__Aim of the task__.
Output each entry that follows exactly. Images stay out.

__Available data__.
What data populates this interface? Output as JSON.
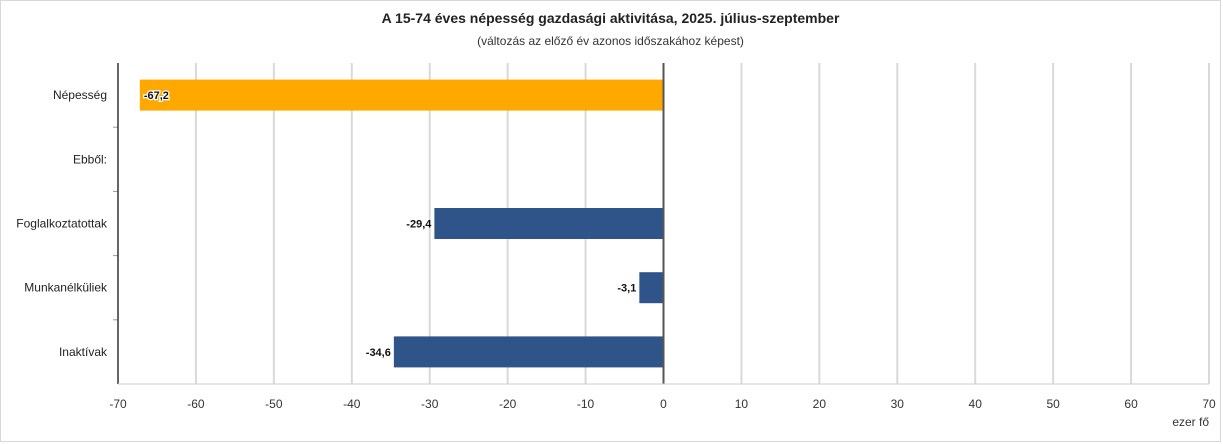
{
  "chart_data": {
    "type": "bar",
    "orientation": "horizontal",
    "title": "A 15-74 éves népesség gazdasági aktivitása, 2025. július-szeptember",
    "subtitle": "(változás az előző év azonos időszakához képest)",
    "categories": [
      "Népesség",
      "Ebből:",
      "Foglalkoztatottak",
      "Munkanélküliek",
      "Inaktívak"
    ],
    "values": [
      -67.2,
      null,
      -29.4,
      -3.1,
      -34.6
    ],
    "value_labels": [
      "-67,2",
      "",
      "-29,4",
      "-3,1",
      "-34,6"
    ],
    "bar_colors": [
      "#FFA800",
      null,
      "#2F5489",
      "#2F5489",
      "#2F5489"
    ],
    "xlim": [
      -70,
      70
    ],
    "xticks": [
      -70,
      -60,
      -50,
      -40,
      -30,
      -20,
      -10,
      0,
      10,
      20,
      30,
      40,
      50,
      60,
      70
    ],
    "xlabel": "ezer fő",
    "ylabel": "",
    "grid": true,
    "legend": "none"
  }
}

__The solution__.
What data populates this interface? Output as JSON.
{
  "chart_data": {
    "type": "bar",
    "orientation": "horizontal",
    "title": "A 15-74 éves népesség gazdasági aktivitása, 2025. július-szeptember",
    "subtitle": "(változás az előző év azonos időszakához képest)",
    "categories": [
      "Népesség",
      "Ebből:",
      "Foglalkoztatottak",
      "Munkanélküliek",
      "Inaktívak"
    ],
    "values": [
      -67.2,
      null,
      -29.4,
      -3.1,
      -34.6
    ],
    "value_labels": [
      "-67,2",
      "",
      "-29,4",
      "-3,1",
      "-34,6"
    ],
    "bar_colors": [
      "#FFA800",
      null,
      "#2F5489",
      "#2F5489",
      "#2F5489"
    ],
    "xlim": [
      -70,
      70
    ],
    "xticks": [
      -70,
      -60,
      -50,
      -40,
      -30,
      -20,
      -10,
      0,
      10,
      20,
      30,
      40,
      50,
      60,
      70
    ],
    "xlabel": "ezer fő",
    "ylabel": "",
    "grid": true,
    "legend": "none"
  }
}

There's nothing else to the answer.